Skip the images and return the records below exactly.

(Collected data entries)
►

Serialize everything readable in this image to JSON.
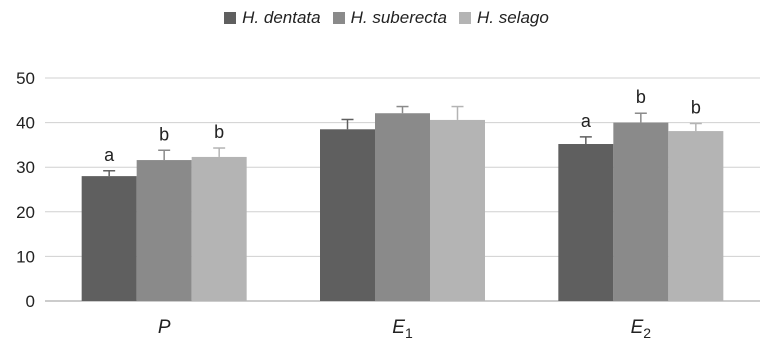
{
  "chart_data": {
    "type": "bar",
    "categories": [
      "P",
      "E1",
      "E2"
    ],
    "category_labels": [
      {
        "main": "P",
        "sub": ""
      },
      {
        "main": "E",
        "sub": "1"
      },
      {
        "main": "E",
        "sub": "2"
      }
    ],
    "series": [
      {
        "name": "H. dentata",
        "color": "#5f5f5f",
        "values": [
          28,
          38.5,
          35.2
        ],
        "errors": [
          1.2,
          2.2,
          1.6
        ],
        "letters": [
          "a",
          "",
          "a"
        ]
      },
      {
        "name": "H. suberecta",
        "color": "#8a8a8a",
        "values": [
          31.6,
          42.1,
          40.0
        ],
        "errors": [
          2.2,
          1.5,
          2.1
        ],
        "letters": [
          "b",
          "",
          "b"
        ]
      },
      {
        "name": "H. selago",
        "color": "#b4b4b4",
        "values": [
          32.3,
          40.6,
          38.1
        ],
        "errors": [
          2.0,
          3.0,
          1.7
        ],
        "letters": [
          "b",
          "",
          "b"
        ]
      }
    ],
    "yticks": [
      0,
      10,
      20,
      30,
      40,
      50
    ],
    "ylim": [
      0,
      50
    ],
    "grid": true,
    "legend_position": "top",
    "title": "",
    "xlabel": "",
    "ylabel": ""
  }
}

◄

→ FULL OUTPUT:
Serialize everything readable in this image to JSON.
{
  "chart_data": {
    "type": "bar",
    "categories": [
      "P",
      "E1",
      "E2"
    ],
    "category_labels": [
      {
        "main": "P",
        "sub": ""
      },
      {
        "main": "E",
        "sub": "1"
      },
      {
        "main": "E",
        "sub": "2"
      }
    ],
    "series": [
      {
        "name": "H. dentata",
        "color": "#5f5f5f",
        "values": [
          28,
          38.5,
          35.2
        ],
        "errors": [
          1.2,
          2.2,
          1.6
        ],
        "letters": [
          "a",
          "",
          "a"
        ]
      },
      {
        "name": "H. suberecta",
        "color": "#8a8a8a",
        "values": [
          31.6,
          42.1,
          40.0
        ],
        "errors": [
          2.2,
          1.5,
          2.1
        ],
        "letters": [
          "b",
          "",
          "b"
        ]
      },
      {
        "name": "H. selago",
        "color": "#b4b4b4",
        "values": [
          32.3,
          40.6,
          38.1
        ],
        "errors": [
          2.0,
          3.0,
          1.7
        ],
        "letters": [
          "b",
          "",
          "b"
        ]
      }
    ],
    "yticks": [
      0,
      10,
      20,
      30,
      40,
      50
    ],
    "ylim": [
      0,
      50
    ],
    "grid": true,
    "legend_position": "top",
    "title": "",
    "xlabel": "",
    "ylabel": ""
  }
}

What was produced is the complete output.